Task goal: Reproduce the following material exactly, including every line.

= = = =

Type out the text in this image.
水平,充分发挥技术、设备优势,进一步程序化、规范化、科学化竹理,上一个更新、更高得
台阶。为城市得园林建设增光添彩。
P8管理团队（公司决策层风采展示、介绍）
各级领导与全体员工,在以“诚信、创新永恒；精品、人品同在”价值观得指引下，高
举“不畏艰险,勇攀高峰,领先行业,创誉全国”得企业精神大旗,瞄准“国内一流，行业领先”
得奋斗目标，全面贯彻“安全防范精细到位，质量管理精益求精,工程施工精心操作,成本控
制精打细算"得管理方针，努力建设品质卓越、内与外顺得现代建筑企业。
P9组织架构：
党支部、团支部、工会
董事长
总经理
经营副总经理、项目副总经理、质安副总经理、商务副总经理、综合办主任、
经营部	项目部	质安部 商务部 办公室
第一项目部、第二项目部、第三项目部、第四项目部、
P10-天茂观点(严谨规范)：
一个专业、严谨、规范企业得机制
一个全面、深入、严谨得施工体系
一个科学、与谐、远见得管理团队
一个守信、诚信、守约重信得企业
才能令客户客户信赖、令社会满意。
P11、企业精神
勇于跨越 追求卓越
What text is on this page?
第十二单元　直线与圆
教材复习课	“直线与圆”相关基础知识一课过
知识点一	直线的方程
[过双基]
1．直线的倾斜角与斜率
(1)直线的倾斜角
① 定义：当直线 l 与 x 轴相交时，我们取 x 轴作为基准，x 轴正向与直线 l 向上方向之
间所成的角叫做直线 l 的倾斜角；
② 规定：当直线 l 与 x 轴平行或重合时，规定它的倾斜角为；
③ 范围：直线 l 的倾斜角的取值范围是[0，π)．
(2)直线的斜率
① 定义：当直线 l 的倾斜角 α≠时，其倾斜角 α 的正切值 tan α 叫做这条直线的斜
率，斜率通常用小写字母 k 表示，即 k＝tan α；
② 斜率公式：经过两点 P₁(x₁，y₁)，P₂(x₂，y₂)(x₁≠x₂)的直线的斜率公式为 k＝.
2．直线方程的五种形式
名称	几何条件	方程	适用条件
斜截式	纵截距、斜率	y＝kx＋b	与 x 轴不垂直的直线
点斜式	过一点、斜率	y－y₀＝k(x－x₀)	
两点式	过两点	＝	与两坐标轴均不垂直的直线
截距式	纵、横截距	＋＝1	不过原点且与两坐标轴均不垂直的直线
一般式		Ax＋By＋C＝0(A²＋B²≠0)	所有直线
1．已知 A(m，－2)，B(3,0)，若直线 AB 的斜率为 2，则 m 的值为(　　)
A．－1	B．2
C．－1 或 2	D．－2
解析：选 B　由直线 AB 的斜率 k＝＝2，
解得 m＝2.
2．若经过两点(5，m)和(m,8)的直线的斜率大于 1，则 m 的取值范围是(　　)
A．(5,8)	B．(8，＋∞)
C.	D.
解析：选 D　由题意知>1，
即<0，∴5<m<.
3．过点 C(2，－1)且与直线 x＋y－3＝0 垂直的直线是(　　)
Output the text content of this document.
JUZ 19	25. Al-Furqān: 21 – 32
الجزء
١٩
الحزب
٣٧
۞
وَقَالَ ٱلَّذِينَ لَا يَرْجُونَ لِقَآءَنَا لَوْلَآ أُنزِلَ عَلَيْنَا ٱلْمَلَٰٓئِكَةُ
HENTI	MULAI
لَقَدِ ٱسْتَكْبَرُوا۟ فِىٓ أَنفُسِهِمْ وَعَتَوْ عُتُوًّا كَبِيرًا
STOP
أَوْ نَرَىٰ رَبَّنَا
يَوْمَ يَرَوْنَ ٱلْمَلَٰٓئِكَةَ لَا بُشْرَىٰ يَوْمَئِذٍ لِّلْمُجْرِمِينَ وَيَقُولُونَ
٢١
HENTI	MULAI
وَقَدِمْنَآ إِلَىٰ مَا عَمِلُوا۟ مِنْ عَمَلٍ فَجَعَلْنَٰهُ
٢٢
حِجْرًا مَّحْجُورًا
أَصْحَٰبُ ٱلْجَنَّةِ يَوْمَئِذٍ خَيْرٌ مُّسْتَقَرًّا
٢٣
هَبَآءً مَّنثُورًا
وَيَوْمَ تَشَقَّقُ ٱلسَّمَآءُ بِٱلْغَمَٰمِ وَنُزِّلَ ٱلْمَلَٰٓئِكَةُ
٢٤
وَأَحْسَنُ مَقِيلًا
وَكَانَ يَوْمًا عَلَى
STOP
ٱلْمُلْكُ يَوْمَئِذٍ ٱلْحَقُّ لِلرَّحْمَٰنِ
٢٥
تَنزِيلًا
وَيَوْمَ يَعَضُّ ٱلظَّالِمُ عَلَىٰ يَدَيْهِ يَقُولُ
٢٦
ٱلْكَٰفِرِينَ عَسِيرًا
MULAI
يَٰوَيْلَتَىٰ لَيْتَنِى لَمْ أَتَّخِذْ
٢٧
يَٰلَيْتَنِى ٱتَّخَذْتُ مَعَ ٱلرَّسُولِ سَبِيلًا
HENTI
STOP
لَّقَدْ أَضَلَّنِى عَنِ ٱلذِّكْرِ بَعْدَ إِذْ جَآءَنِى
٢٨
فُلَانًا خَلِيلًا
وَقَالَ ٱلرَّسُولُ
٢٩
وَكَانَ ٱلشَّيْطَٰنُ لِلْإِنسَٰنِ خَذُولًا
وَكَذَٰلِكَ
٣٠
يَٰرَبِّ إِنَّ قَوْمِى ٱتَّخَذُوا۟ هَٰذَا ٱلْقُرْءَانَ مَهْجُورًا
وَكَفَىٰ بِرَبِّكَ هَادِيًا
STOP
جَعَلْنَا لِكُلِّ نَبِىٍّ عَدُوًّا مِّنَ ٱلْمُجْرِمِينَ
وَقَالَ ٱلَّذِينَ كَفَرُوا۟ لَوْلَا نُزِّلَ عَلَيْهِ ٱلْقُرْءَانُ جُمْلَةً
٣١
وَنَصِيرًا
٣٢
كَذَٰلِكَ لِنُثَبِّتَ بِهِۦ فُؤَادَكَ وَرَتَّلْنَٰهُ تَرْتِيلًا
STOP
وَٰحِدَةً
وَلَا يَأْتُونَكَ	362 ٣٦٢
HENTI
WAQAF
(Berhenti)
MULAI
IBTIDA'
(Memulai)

= = = =

Answer below:
Type out the text in this image.
水平,充分发挥技术、设备优势,进一步程序化、规范化、科学化竹理,上一个更新、更高得
台阶。为城市得园林建设增光添彩。
P8管理团队（公司决策层风采展示、介绍）
各级领导与全体员工,在以“诚信、创新永恒；精品、人品同在”价值观得指引下，高
举“不畏艰险,勇攀高峰,领先行业,创誉全国”得企业精神大旗,瞄准“国内一流，行业领先”
得奋斗目标，全面贯彻“安全防范精细到位，质量管理精益求精,工程施工精心操作,成本控
制精打细算"得管理方针，努力建设品质卓越、内与外顺得现代建筑企业。
P9组织架构：
党支部、团支部、工会
董事长
总经理
经营副总经理、项目副总经理、质安副总经理、商务副总经理、综合办主任、
经营部	项目部	质安部 商务部 办公室
第一项目部、第二项目部、第三项目部、第四项目部、
P10-天茂观点(严谨规范)：
一个专业、严谨、规范企业得机制
一个全面、深入、严谨得施工体系
一个科学、与谐、远见得管理团队
一个守信、诚信、守约重信得企业
才能令客户客户信赖、令社会满意。
P11、企业精神
勇于跨越 追求卓越
What text is on this page?
第十二单元　直线与圆
教材复习课	“直线与圆”相关基础知识一课过
知识点一	直线的方程
[过双基]
1．直线的倾斜角与斜率
(1)直线的倾斜角
① 定义：当直线 l 与 x 轴相交时，我们取 x 轴作为基准，x 轴正向与直线 l 向上方向之
间所成的角叫做直线 l 的倾斜角；
② 规定：当直线 l 与 x 轴平行或重合时，规定它的倾斜角为；
③ 范围：直线 l 的倾斜角的取值范围是[0，π)．
(2)直线的斜率
① 定义：当直线 l 的倾斜角 α≠时，其倾斜角 α 的正切值 tan α 叫做这条直线的斜
率，斜率通常用小写字母 k 表示，即 k＝tan α；
② 斜率公式：经过两点 P₁(x₁，y₁)，P₂(x₂，y₂)(x₁≠x₂)的直线的斜率公式为 k＝.
2．直线方程的五种形式
名称	几何条件	方程	适用条件
斜截式	纵截距、斜率	y＝kx＋b	与 x 轴不垂直的直线
点斜式	过一点、斜率	y－y₀＝k(x－x₀)	
两点式	过两点	＝	与两坐标轴均不垂直的直线
截距式	纵、横截距	＋＝1	不过原点且与两坐标轴均不垂直的直线
一般式		Ax＋By＋C＝0(A²＋B²≠0)	所有直线
1．已知 A(m，－2)，B(3,0)，若直线 AB 的斜率为 2，则 m 的值为(　　)
A．－1	B．2
C．－1 或 2	D．－2
解析：选 B　由直线 AB 的斜率 k＝＝2，
解得 m＝2.
2．若经过两点(5，m)和(m,8)的直线的斜率大于 1，则 m 的取值范围是(　　)
A．(5,8)	B．(8，＋∞)
C.	D.
解析：选 D　由题意知>1，
即<0，∴5<m<.
3．过点 C(2，－1)且与直线 x＋y－3＝0 垂直的直线是(　　)
Output the text content of this document.
JUZ 19	25. Al-Furqān: 21 – 32
الجزء
١٩
الحزب
٣٧
۞
وَقَالَ ٱلَّذِينَ لَا يَرْجُونَ لِقَآءَنَا لَوْلَآ أُنزِلَ عَلَيْنَا ٱلْمَلَٰٓئِكَةُ
HENTI	MULAI
لَقَدِ ٱسْتَكْبَرُوا۟ فِىٓ أَنفُسِهِمْ وَعَتَوْ عُتُوًّا كَبِيرًا
STOP
أَوْ نَرَىٰ رَبَّنَا
يَوْمَ يَرَوْنَ ٱلْمَلَٰٓئِكَةَ لَا بُشْرَىٰ يَوْمَئِذٍ لِّلْمُجْرِمِينَ وَيَقُولُونَ
٢١
HENTI	MULAI
وَقَدِمْنَآ إِلَىٰ مَا عَمِلُوا۟ مِنْ عَمَلٍ فَجَعَلْنَٰهُ
٢٢
حِجْرًا مَّحْجُورًا
أَصْحَٰبُ ٱلْجَنَّةِ يَوْمَئِذٍ خَيْرٌ مُّسْتَقَرًّا
٢٣
هَبَآءً مَّنثُورًا
وَيَوْمَ تَشَقَّقُ ٱلسَّمَآءُ بِٱلْغَمَٰمِ وَنُزِّلَ ٱلْمَلَٰٓئِكَةُ
٢٤
وَأَحْسَنُ مَقِيلًا
وَكَانَ يَوْمًا عَلَى
STOP
ٱلْمُلْكُ يَوْمَئِذٍ ٱلْحَقُّ لِلرَّحْمَٰنِ
٢٥
تَنزِيلًا
وَيَوْمَ يَعَضُّ ٱلظَّالِمُ عَلَىٰ يَدَيْهِ يَقُولُ
٢٦
ٱلْكَٰفِرِينَ عَسِيرًا
MULAI
يَٰوَيْلَتَىٰ لَيْتَنِى لَمْ أَتَّخِذْ
٢٧
يَٰلَيْتَنِى ٱتَّخَذْتُ مَعَ ٱلرَّسُولِ سَبِيلًا
HENTI
STOP
لَّقَدْ أَضَلَّنِى عَنِ ٱلذِّكْرِ بَعْدَ إِذْ جَآءَنِى
٢٨
فُلَانًا خَلِيلًا
وَقَالَ ٱلرَّسُولُ
٢٩
وَكَانَ ٱلشَّيْطَٰنُ لِلْإِنسَٰنِ خَذُولًا
وَكَذَٰلِكَ
٣٠
يَٰرَبِّ إِنَّ قَوْمِى ٱتَّخَذُوا۟ هَٰذَا ٱلْقُرْءَانَ مَهْجُورًا
وَكَفَىٰ بِرَبِّكَ هَادِيًا
STOP
جَعَلْنَا لِكُلِّ نَبِىٍّ عَدُوًّا مِّنَ ٱلْمُجْرِمِينَ
وَقَالَ ٱلَّذِينَ كَفَرُوا۟ لَوْلَا نُزِّلَ عَلَيْهِ ٱلْقُرْءَانُ جُمْلَةً
٣١
وَنَصِيرًا
٣٢
كَذَٰلِكَ لِنُثَبِّتَ بِهِۦ فُؤَادَكَ وَرَتَّلْنَٰهُ تَرْتِيلًا
STOP
وَٰحِدَةً
وَلَا يَأْتُونَكَ	362 ٣٦٢
HENTI
WAQAF
(Berhenti)
MULAI
IBTIDA'
(Memulai)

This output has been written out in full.